— start —

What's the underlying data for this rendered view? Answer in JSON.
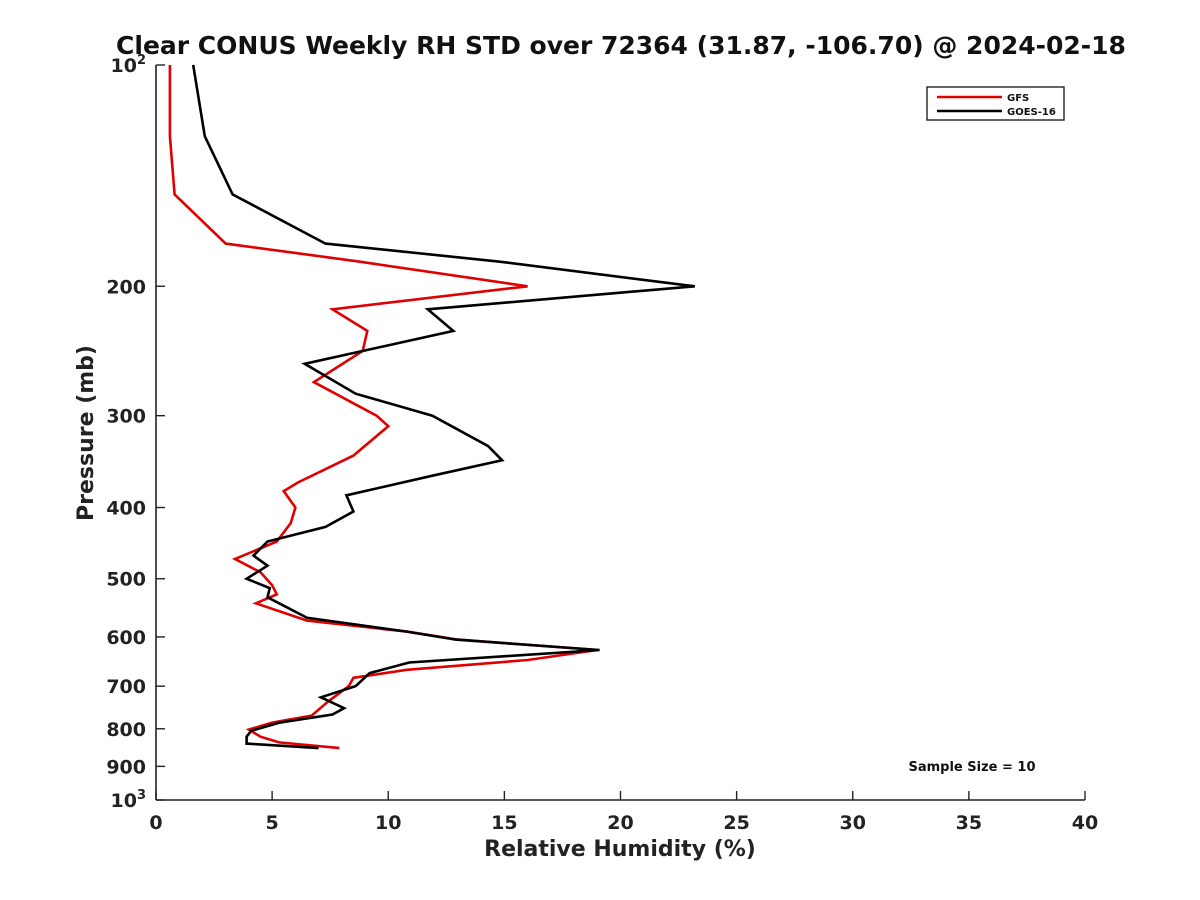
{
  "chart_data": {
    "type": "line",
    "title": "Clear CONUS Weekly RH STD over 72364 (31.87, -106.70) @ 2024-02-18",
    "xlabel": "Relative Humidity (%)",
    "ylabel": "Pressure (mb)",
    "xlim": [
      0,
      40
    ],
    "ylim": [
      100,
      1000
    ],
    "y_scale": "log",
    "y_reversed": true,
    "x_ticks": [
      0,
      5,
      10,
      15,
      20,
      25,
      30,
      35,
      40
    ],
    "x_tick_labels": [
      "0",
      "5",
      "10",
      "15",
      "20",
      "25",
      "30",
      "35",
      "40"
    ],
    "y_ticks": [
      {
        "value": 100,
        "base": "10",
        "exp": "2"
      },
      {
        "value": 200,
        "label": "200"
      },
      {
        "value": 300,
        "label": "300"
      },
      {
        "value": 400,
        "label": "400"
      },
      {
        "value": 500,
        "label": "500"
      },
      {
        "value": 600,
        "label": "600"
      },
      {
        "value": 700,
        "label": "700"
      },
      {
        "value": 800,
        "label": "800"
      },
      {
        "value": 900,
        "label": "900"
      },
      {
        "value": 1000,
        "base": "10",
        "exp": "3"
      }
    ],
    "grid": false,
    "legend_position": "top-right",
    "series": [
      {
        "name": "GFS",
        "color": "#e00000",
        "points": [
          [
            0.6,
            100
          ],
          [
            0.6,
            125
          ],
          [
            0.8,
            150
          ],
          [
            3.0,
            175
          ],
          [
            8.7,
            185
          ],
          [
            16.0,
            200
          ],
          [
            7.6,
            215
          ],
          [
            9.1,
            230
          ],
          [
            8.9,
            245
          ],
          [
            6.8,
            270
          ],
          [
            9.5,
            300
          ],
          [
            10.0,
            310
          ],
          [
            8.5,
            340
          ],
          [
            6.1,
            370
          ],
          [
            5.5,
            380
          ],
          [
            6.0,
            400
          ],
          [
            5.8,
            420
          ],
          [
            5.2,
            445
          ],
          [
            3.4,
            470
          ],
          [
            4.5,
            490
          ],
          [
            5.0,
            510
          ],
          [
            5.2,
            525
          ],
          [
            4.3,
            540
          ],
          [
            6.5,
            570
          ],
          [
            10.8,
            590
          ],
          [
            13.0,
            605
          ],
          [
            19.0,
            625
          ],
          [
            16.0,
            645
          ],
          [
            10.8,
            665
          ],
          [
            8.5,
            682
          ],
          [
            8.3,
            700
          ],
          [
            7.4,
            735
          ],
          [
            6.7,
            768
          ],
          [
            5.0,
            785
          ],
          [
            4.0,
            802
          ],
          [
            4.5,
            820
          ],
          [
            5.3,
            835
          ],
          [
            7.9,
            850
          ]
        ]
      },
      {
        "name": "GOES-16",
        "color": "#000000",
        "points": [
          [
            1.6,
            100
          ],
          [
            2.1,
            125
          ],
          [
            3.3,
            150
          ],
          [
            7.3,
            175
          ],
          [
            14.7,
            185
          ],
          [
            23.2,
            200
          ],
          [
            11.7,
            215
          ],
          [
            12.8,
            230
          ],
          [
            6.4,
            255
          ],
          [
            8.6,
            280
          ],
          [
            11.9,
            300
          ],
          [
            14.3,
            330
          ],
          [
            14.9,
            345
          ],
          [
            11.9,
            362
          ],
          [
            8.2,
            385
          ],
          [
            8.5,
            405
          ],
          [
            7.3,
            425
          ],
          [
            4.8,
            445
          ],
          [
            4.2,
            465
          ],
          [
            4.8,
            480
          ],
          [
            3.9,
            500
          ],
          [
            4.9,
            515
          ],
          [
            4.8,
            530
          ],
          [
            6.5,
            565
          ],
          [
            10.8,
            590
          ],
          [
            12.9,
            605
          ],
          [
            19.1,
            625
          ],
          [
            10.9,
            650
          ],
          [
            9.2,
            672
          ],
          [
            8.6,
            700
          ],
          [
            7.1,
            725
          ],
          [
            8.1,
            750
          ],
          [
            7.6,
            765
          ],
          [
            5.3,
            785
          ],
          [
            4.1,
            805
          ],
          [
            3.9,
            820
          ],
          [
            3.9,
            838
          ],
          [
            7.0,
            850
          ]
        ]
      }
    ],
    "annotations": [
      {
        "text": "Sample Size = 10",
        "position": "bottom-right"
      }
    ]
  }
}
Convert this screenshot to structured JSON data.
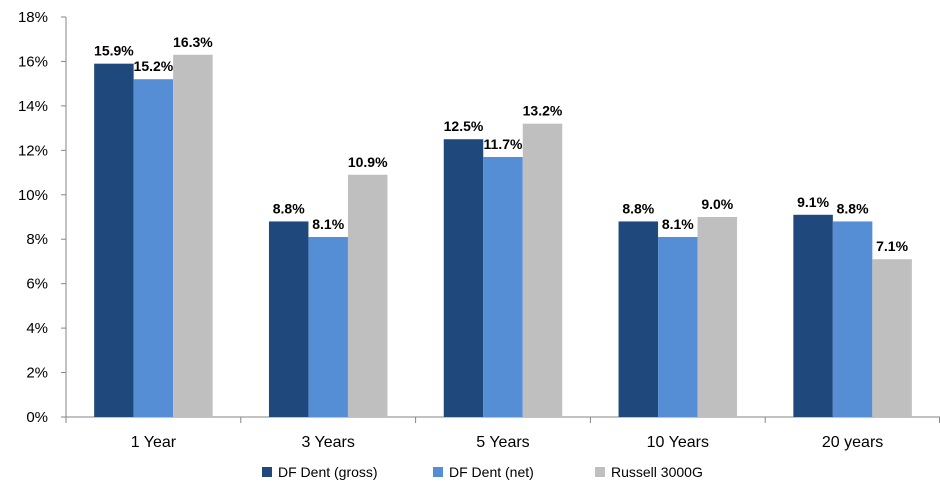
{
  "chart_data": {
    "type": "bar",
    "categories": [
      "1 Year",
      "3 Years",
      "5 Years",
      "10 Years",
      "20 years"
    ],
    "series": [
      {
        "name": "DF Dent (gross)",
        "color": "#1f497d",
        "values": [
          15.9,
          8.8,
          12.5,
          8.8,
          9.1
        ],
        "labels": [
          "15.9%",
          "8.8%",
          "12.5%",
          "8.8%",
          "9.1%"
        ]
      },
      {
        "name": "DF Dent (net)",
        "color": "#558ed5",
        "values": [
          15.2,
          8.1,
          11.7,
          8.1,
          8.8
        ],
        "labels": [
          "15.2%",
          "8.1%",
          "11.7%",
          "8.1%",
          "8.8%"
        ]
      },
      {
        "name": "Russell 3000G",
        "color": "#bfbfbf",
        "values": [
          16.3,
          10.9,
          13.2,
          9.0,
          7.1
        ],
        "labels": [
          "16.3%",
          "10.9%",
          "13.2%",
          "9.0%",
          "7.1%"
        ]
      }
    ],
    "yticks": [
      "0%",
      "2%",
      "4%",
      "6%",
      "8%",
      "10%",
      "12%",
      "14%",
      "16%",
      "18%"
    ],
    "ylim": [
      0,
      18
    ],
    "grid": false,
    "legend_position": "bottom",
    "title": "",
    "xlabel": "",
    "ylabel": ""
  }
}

— end —

→ **Directions for this task**
Sift through the entries and copy every line with "bottom".

→ **Reply to the exercise**
        "position": "bottom-right"
    "legend_position": "bottom",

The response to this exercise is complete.